In your copy, include every line of the listing below exactly but none of the pictures.
-*-
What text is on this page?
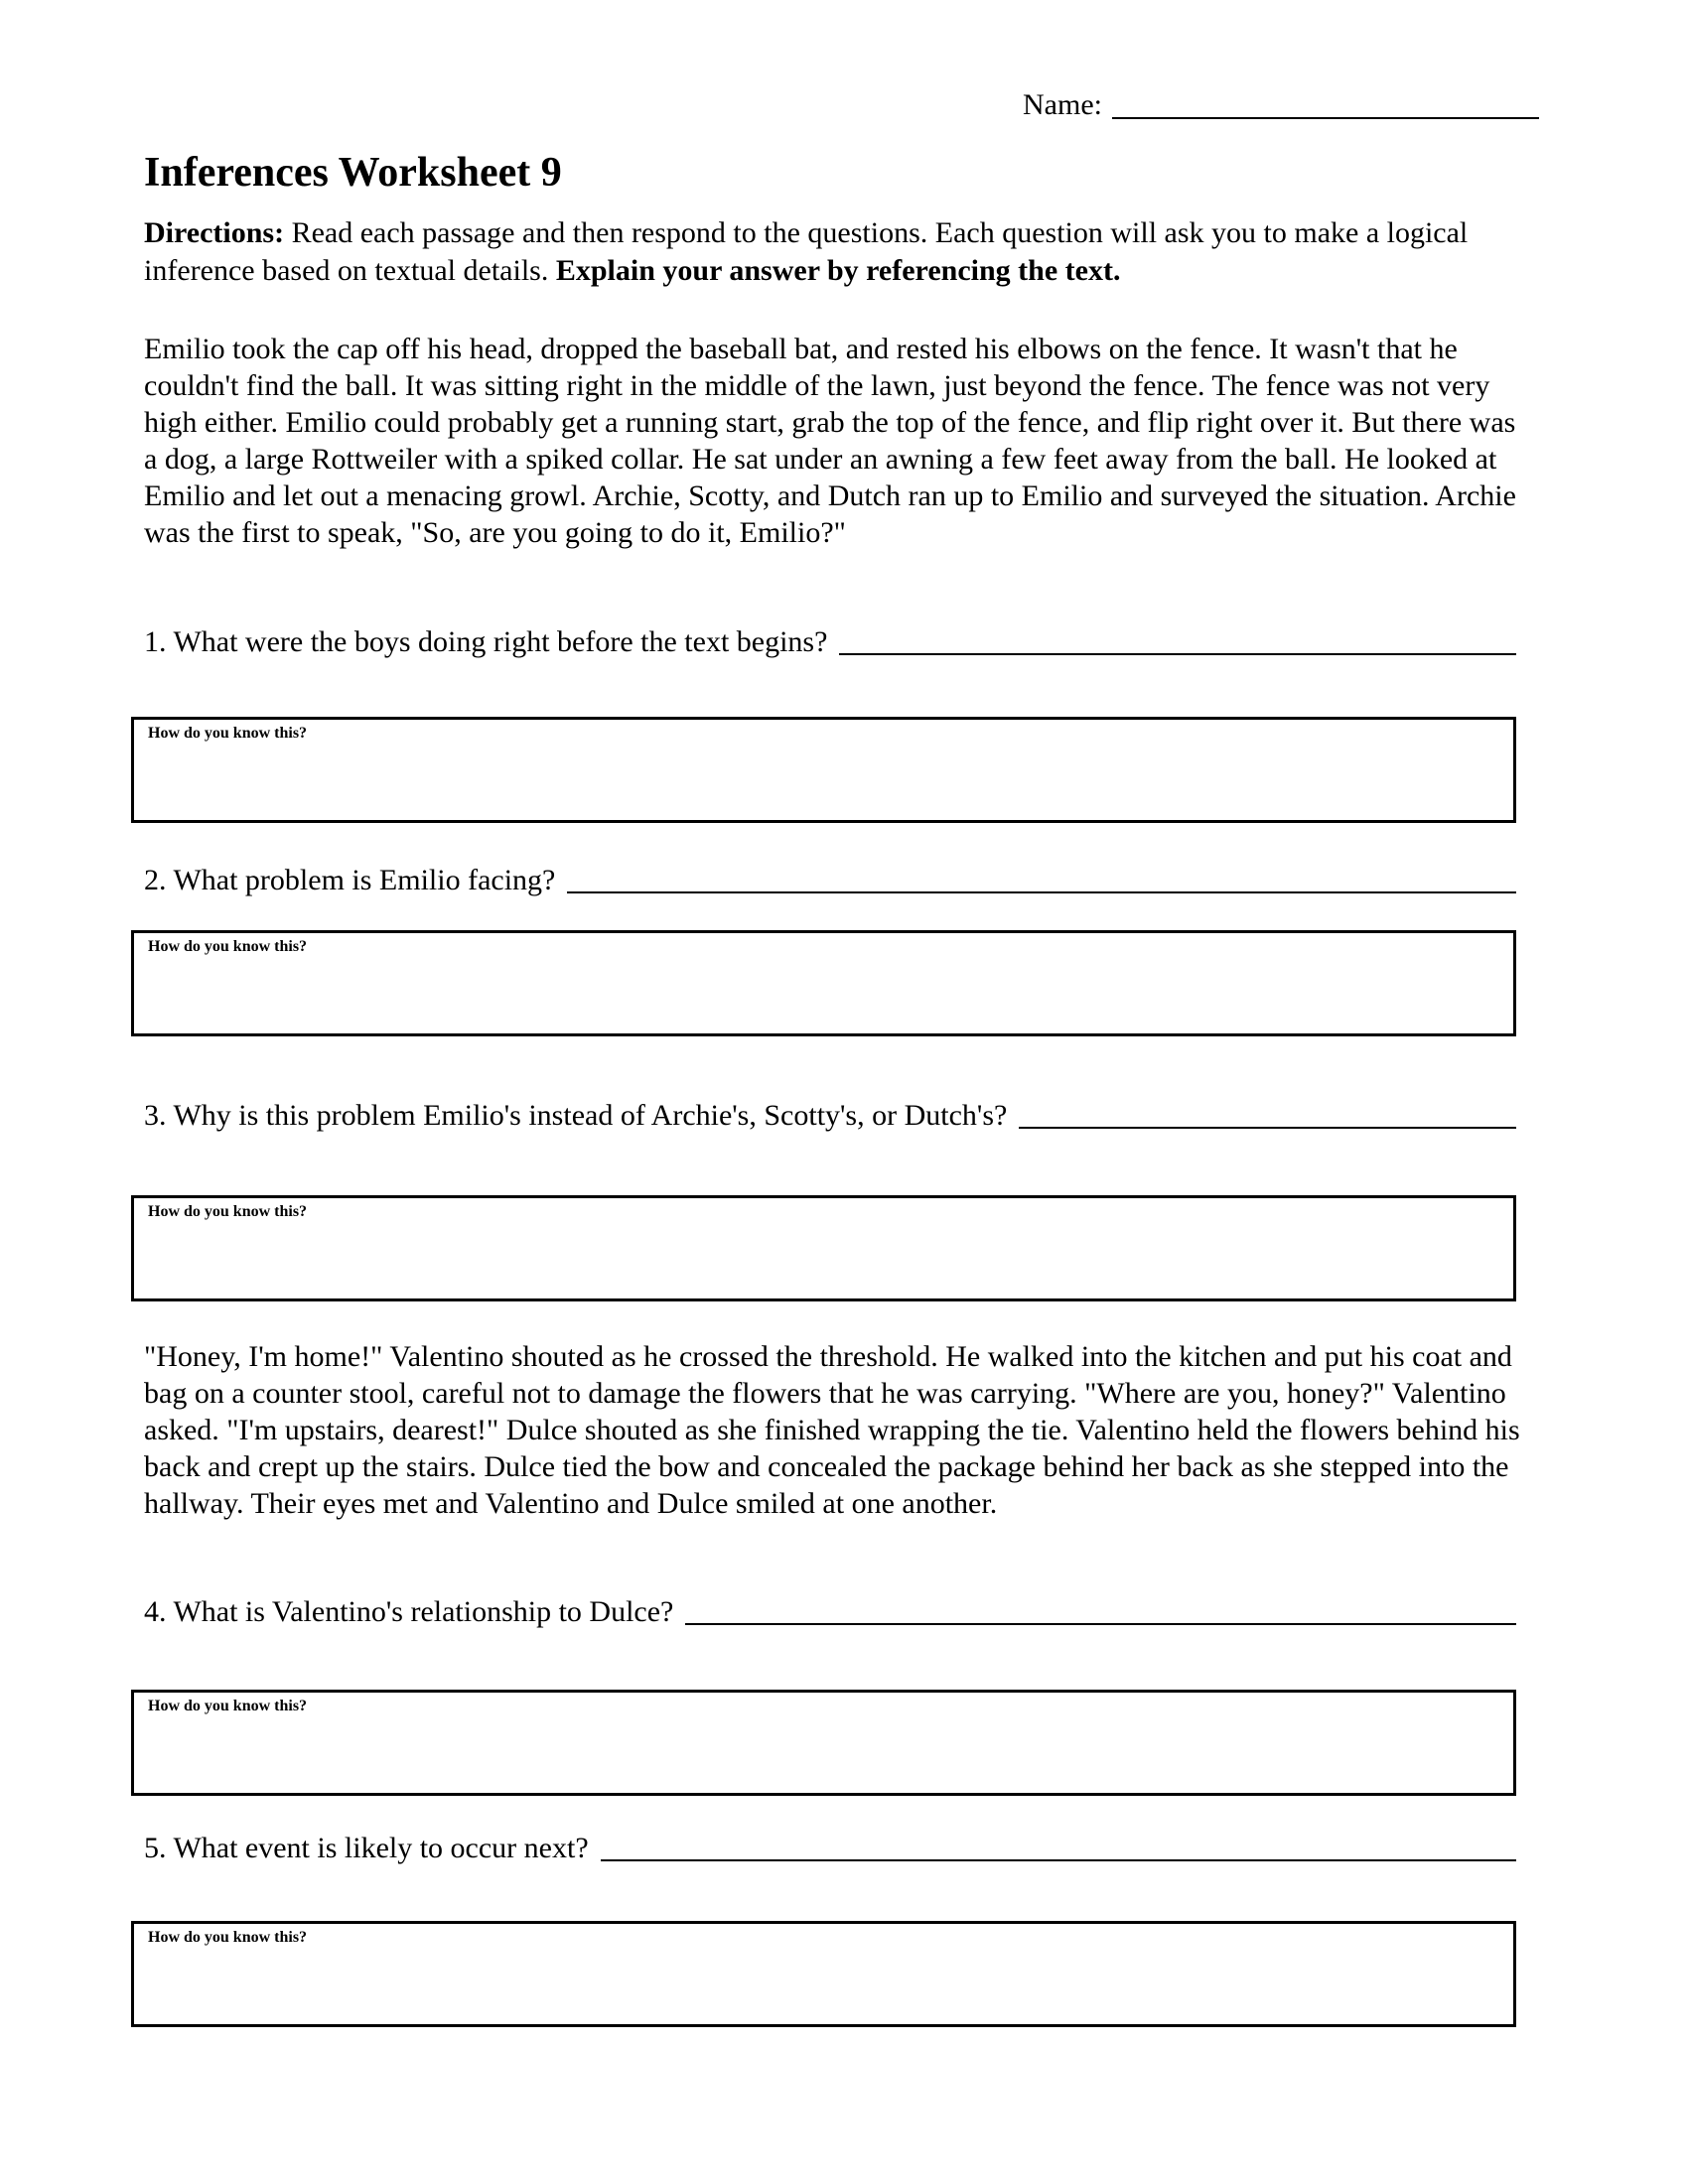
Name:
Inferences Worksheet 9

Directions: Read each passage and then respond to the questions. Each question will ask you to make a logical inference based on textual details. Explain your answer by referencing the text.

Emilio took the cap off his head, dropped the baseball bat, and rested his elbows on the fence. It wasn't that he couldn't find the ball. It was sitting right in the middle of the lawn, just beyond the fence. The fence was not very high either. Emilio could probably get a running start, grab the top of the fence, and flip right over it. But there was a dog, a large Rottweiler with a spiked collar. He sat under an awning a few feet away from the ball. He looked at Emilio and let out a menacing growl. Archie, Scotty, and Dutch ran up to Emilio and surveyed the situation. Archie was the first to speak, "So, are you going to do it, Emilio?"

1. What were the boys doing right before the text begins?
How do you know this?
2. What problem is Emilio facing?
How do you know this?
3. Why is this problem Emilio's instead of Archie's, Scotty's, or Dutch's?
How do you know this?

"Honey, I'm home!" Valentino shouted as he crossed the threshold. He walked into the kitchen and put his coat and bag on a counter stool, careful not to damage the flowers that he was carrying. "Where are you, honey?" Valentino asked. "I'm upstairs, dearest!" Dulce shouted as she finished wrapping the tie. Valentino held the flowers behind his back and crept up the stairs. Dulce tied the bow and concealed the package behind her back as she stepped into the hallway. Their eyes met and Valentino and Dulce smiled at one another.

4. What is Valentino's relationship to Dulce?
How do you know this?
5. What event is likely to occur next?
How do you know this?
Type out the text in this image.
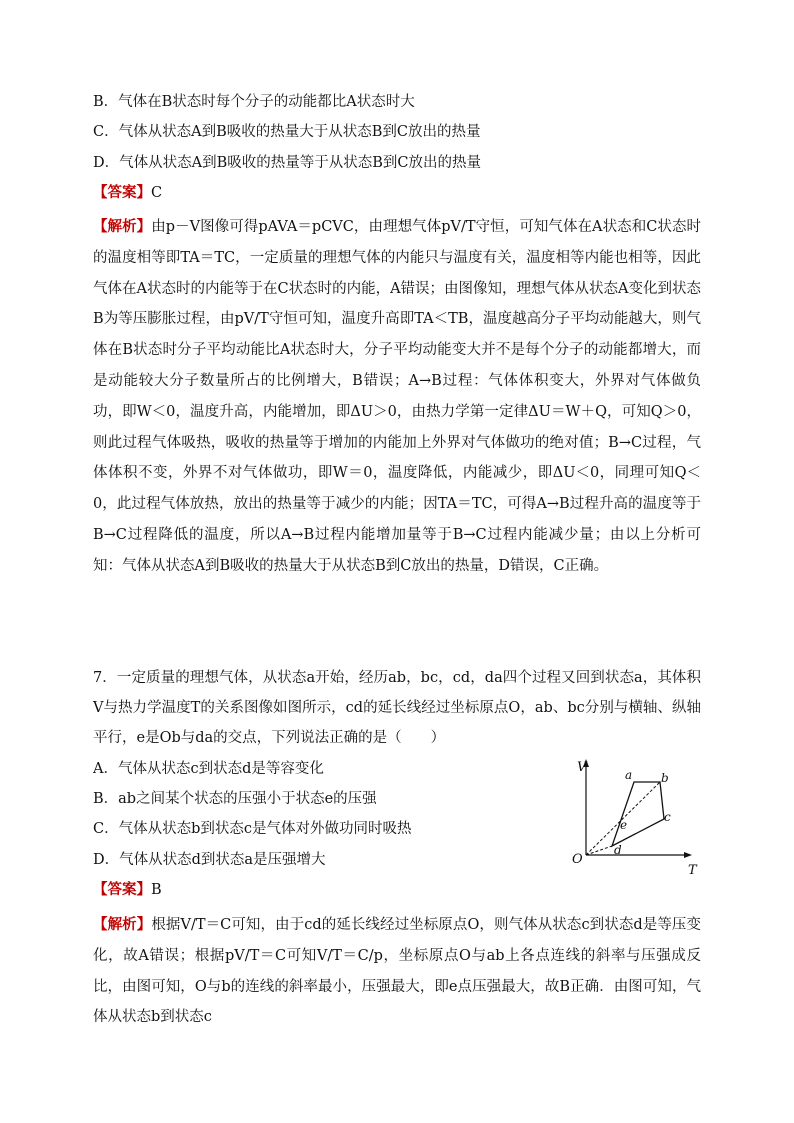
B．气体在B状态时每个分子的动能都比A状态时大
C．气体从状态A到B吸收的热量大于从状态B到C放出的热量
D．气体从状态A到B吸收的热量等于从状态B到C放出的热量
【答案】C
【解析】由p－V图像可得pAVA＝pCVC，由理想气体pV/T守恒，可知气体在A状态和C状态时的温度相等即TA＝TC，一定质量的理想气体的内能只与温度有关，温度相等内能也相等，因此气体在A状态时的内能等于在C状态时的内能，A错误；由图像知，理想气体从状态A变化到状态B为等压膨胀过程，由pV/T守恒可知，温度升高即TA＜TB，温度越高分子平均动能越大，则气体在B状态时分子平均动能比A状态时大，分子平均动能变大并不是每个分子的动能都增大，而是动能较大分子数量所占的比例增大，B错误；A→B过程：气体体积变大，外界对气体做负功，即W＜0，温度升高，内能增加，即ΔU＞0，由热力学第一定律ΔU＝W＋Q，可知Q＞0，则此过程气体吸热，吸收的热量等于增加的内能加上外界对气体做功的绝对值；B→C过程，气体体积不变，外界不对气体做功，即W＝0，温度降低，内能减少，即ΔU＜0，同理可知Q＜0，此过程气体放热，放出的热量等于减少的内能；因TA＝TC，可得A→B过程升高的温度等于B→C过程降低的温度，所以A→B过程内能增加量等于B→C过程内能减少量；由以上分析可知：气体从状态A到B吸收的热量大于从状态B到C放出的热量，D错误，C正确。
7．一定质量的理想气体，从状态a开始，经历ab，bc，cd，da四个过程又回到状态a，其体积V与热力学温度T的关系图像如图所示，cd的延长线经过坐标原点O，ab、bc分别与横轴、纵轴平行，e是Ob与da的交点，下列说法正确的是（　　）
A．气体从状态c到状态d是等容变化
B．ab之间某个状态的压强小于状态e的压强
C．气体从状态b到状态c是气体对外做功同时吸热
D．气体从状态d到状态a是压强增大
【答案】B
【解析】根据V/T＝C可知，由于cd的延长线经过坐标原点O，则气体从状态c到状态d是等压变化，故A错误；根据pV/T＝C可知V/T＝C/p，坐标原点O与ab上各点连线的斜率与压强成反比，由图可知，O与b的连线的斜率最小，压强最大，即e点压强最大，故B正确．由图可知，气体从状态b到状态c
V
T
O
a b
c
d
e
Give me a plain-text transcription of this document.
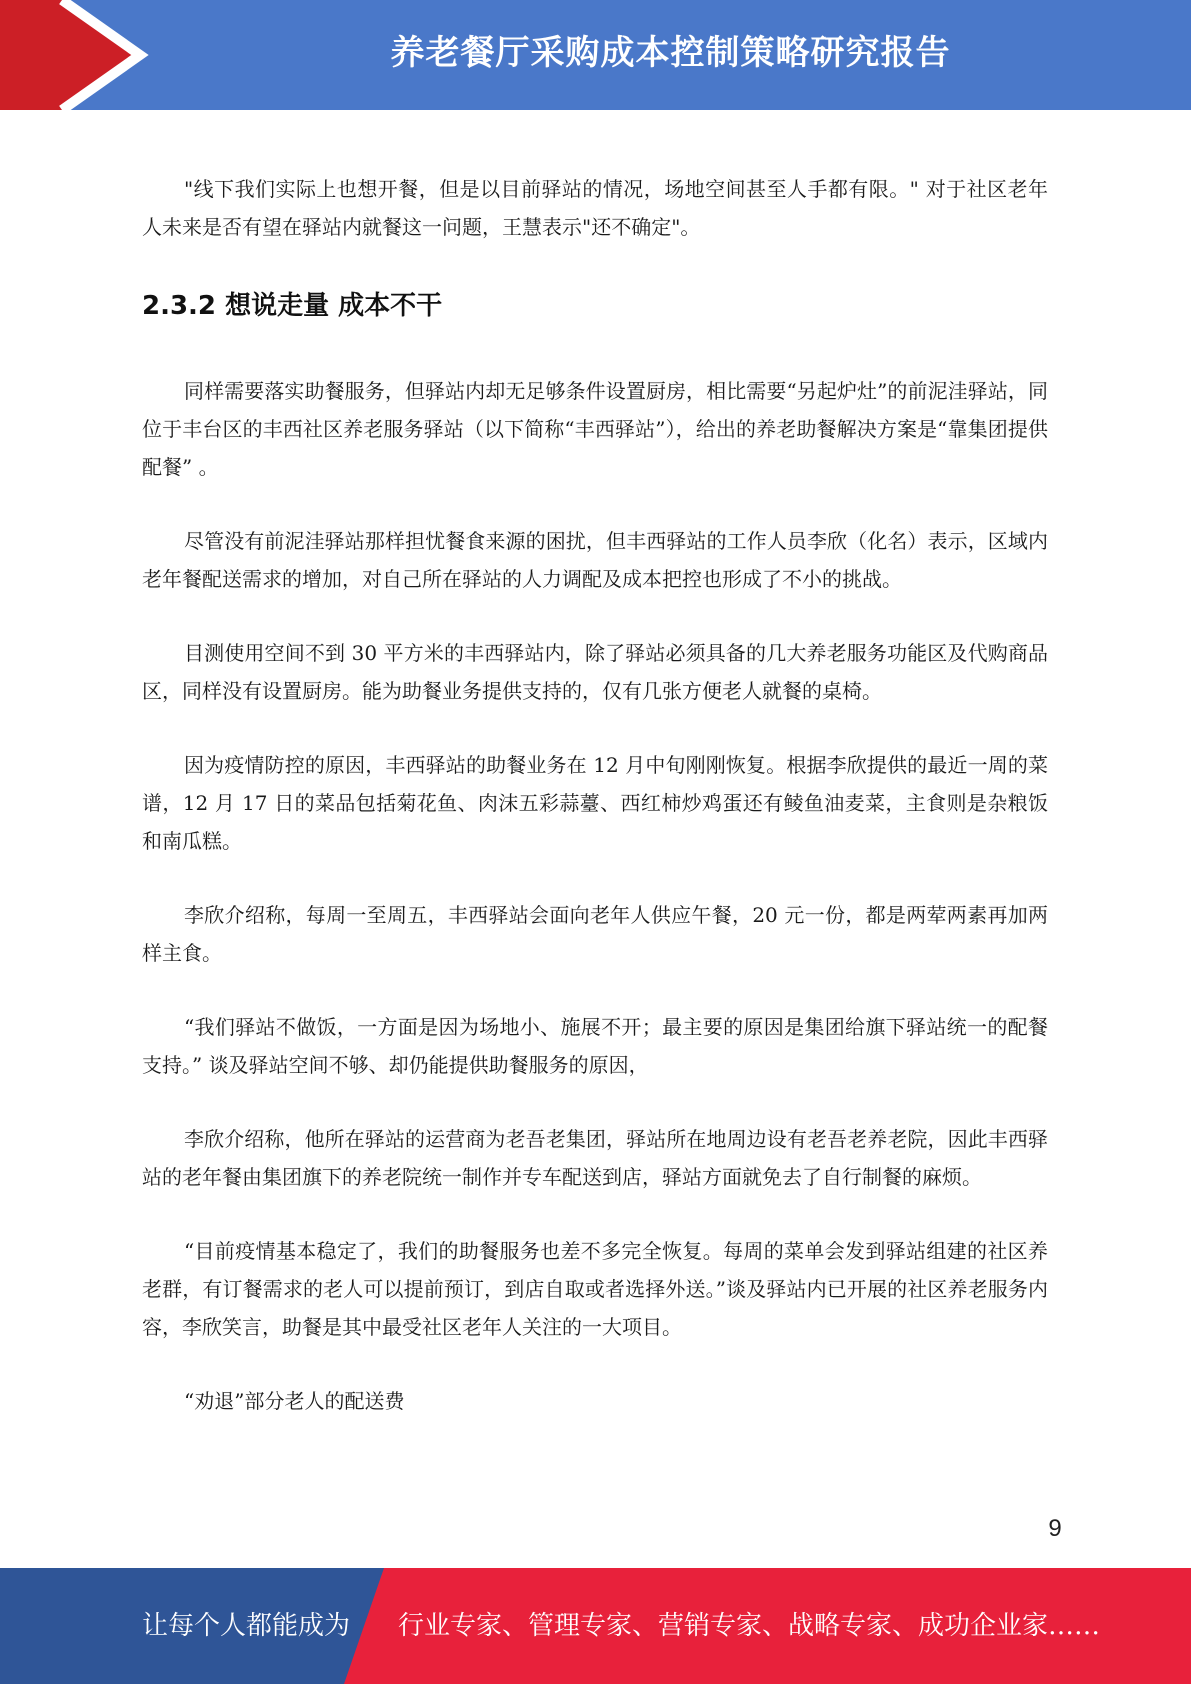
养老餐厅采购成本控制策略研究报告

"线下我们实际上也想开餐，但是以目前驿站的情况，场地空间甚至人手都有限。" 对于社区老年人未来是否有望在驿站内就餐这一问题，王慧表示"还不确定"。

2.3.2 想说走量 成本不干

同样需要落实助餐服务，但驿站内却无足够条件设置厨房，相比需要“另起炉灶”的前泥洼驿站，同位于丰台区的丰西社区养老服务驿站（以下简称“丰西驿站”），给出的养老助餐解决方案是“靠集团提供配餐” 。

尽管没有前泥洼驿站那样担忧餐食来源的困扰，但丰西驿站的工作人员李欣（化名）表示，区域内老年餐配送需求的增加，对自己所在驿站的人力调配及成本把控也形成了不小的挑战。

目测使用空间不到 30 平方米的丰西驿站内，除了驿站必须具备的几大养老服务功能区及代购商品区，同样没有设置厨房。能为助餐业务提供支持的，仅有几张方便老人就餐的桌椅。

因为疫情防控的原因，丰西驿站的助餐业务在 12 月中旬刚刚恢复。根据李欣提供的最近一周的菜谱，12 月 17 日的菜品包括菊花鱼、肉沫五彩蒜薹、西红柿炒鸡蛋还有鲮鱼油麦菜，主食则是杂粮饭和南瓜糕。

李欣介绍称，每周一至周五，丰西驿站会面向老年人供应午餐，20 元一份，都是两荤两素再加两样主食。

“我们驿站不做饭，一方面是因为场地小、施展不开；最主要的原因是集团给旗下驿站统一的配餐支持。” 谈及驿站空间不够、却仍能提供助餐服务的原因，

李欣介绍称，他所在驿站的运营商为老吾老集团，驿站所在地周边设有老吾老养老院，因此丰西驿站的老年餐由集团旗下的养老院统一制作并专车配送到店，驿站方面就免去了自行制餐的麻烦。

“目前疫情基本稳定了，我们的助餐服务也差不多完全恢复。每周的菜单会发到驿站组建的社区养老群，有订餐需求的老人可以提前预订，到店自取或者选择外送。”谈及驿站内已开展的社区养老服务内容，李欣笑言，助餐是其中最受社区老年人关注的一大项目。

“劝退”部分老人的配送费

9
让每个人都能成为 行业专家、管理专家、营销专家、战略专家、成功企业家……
-*-
Answer
What text is on this page?
Name:
Inferences Worksheet 9

Directions: Read each passage and then respond to the questions. Each question will ask you to make a logical inference based on textual details. Explain your answer by referencing the text.

Emilio took the cap off his head, dropped the baseball bat, and rested his elbows on the fence. It wasn't that he couldn't find the ball. It was sitting right in the middle of the lawn, just beyond the fence. The fence was not very high either. Emilio could probably get a running start, grab the top of the fence, and flip right over it. But there was a dog, a large Rottweiler with a spiked collar. He sat under an awning a few feet away from the ball. He looked at Emilio and let out a menacing growl. Archie, Scotty, and Dutch ran up to Emilio and surveyed the situation. Archie was the first to speak, "So, are you going to do it, Emilio?"

1. What were the boys doing right before the text begins?
How do you know this?
2. What problem is Emilio facing?
How do you know this?
3. Why is this problem Emilio's instead of Archie's, Scotty's, or Dutch's?
How do you know this?

"Honey, I'm home!" Valentino shouted as he crossed the threshold. He walked into the kitchen and put his coat and bag on a counter stool, careful not to damage the flowers that he was carrying. "Where are you, honey?" Valentino asked. "I'm upstairs, dearest!" Dulce shouted as she finished wrapping the tie. Valentino held the flowers behind his back and crept up the stairs. Dulce tied the bow and concealed the package behind her back as she stepped into the hallway. Their eyes met and Valentino and Dulce smiled at one another.

4. What is Valentino's relationship to Dulce?
How do you know this?
5. What event is likely to occur next?
How do you know this?
Type out the text in this image.
B．气体在B状态时每个分子的动能都比A状态时大
C．气体从状态A到B吸收的热量大于从状态B到C放出的热量
D．气体从状态A到B吸收的热量等于从状态B到C放出的热量
【答案】C
【解析】由p－V图像可得pAVA＝pCVC，由理想气体pV/T守恒，可知气体在A状态和C状态时的温度相等即TA＝TC，一定质量的理想气体的内能只与温度有关，温度相等内能也相等，因此气体在A状态时的内能等于在C状态时的内能，A错误；由图像知，理想气体从状态A变化到状态B为等压膨胀过程，由pV/T守恒可知，温度升高即TA＜TB，温度越高分子平均动能越大，则气体在B状态时分子平均动能比A状态时大，分子平均动能变大并不是每个分子的动能都增大，而是动能较大分子数量所占的比例增大，B错误；A→B过程：气体体积变大，外界对气体做负功，即W＜0，温度升高，内能增加，即ΔU＞0，由热力学第一定律ΔU＝W＋Q，可知Q＞0，则此过程气体吸热，吸收的热量等于增加的内能加上外界对气体做功的绝对值；B→C过程，气体体积不变，外界不对气体做功，即W＝0，温度降低，内能减少，即ΔU＜0，同理可知Q＜0，此过程气体放热，放出的热量等于减少的内能；因TA＝TC，可得A→B过程升高的温度等于B→C过程降低的温度，所以A→B过程内能增加量等于B→C过程内能减少量；由以上分析可知：气体从状态A到B吸收的热量大于从状态B到C放出的热量，D错误，C正确。
7．一定质量的理想气体，从状态a开始，经历ab，bc，cd，da四个过程又回到状态a，其体积V与热力学温度T的关系图像如图所示，cd的延长线经过坐标原点O，ab、bc分别与横轴、纵轴平行，e是Ob与da的交点，下列说法正确的是（　　）
A．气体从状态c到状态d是等容变化
B．ab之间某个状态的压强小于状态e的压强
C．气体从状态b到状态c是气体对外做功同时吸热
D．气体从状态d到状态a是压强增大
【答案】B
【解析】根据V/T＝C可知，由于cd的延长线经过坐标原点O，则气体从状态c到状态d是等压变化，故A错误；根据pV/T＝C可知V/T＝C/p，坐标原点O与ab上各点连线的斜率与压强成反比，由图可知，O与b的连线的斜率最小，压强最大，即e点压强最大，故B正确．由图可知，气体从状态b到状态c
V
T
O
a b
c
d
e
Give me a plain-text transcription of this document.
养老餐厅采购成本控制策略研究报告

"线下我们实际上也想开餐，但是以目前驿站的情况，场地空间甚至人手都有限。" 对于社区老年人未来是否有望在驿站内就餐这一问题，王慧表示"还不确定"。

2.3.2 想说走量 成本不干

同样需要落实助餐服务，但驿站内却无足够条件设置厨房，相比需要“另起炉灶”的前泥洼驿站，同位于丰台区的丰西社区养老服务驿站（以下简称“丰西驿站”），给出的养老助餐解决方案是“靠集团提供配餐” 。

尽管没有前泥洼驿站那样担忧餐食来源的困扰，但丰西驿站的工作人员李欣（化名）表示，区域内老年餐配送需求的增加，对自己所在驿站的人力调配及成本把控也形成了不小的挑战。

目测使用空间不到 30 平方米的丰西驿站内，除了驿站必须具备的几大养老服务功能区及代购商品区，同样没有设置厨房。能为助餐业务提供支持的，仅有几张方便老人就餐的桌椅。

因为疫情防控的原因，丰西驿站的助餐业务在 12 月中旬刚刚恢复。根据李欣提供的最近一周的菜谱，12 月 17 日的菜品包括菊花鱼、肉沫五彩蒜薹、西红柿炒鸡蛋还有鲮鱼油麦菜，主食则是杂粮饭和南瓜糕。

李欣介绍称，每周一至周五，丰西驿站会面向老年人供应午餐，20 元一份，都是两荤两素再加两样主食。

“我们驿站不做饭，一方面是因为场地小、施展不开；最主要的原因是集团给旗下驿站统一的配餐支持。” 谈及驿站空间不够、却仍能提供助餐服务的原因，

李欣介绍称，他所在驿站的运营商为老吾老集团，驿站所在地周边设有老吾老养老院，因此丰西驿站的老年餐由集团旗下的养老院统一制作并专车配送到店，驿站方面就免去了自行制餐的麻烦。

“目前疫情基本稳定了，我们的助餐服务也差不多完全恢复。每周的菜单会发到驿站组建的社区养老群，有订餐需求的老人可以提前预订，到店自取或者选择外送。”谈及驿站内已开展的社区养老服务内容，李欣笑言，助餐是其中最受社区老年人关注的一大项目。

“劝退”部分老人的配送费

9
让每个人都能成为 行业专家、管理专家、营销专家、战略专家、成功企业家……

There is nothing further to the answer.